◆ **Stored records**
* Begin *
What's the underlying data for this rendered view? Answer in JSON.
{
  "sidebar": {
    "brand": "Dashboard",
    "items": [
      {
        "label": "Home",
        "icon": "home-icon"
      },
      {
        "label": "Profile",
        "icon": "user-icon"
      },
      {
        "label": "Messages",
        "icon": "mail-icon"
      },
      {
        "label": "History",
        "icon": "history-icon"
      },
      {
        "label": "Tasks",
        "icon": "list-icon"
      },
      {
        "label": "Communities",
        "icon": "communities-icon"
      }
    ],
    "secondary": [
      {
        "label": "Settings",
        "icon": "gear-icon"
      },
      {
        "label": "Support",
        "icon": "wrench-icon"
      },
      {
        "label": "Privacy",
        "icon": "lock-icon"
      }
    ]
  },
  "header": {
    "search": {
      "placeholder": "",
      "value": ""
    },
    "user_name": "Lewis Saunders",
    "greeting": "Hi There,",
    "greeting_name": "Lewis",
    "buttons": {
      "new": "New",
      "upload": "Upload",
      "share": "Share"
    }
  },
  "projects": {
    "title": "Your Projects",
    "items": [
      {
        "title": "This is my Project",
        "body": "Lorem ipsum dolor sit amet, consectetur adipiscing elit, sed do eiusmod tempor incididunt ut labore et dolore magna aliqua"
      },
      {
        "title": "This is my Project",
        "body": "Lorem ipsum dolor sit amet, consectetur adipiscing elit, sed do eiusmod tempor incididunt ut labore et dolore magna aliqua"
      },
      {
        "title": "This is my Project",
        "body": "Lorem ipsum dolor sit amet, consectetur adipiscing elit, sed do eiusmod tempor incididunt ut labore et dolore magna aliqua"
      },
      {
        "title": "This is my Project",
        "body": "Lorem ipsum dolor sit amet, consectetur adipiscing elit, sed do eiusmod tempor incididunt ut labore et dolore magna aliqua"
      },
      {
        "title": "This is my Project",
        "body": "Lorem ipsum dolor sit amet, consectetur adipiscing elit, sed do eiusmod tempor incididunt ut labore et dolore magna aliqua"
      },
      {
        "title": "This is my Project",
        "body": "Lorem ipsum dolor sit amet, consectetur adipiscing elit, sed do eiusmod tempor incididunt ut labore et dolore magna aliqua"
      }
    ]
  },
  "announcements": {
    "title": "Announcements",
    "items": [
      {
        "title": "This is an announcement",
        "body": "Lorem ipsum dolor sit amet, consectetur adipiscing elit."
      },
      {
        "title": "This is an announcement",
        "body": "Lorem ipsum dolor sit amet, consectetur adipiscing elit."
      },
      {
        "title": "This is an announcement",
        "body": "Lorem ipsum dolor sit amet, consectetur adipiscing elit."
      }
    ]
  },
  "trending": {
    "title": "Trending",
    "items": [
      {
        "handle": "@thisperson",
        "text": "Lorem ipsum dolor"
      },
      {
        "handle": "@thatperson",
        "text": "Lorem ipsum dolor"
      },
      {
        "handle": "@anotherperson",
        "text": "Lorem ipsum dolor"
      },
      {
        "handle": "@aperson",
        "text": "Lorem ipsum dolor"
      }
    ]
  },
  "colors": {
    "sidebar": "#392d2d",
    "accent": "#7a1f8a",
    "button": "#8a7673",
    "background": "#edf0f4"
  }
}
* End *
Your task is to pick out every line with the string "icon" and copy it.

        "icon": "home-icon"
        "icon": "user-icon"
        "icon": "mail-icon"
        "icon": "history-icon"
        "icon": "list-icon"
        "icon": "communities-icon"
        "icon": "gear-icon"
        "icon": "wrench-icon"
        "icon": "lock-icon"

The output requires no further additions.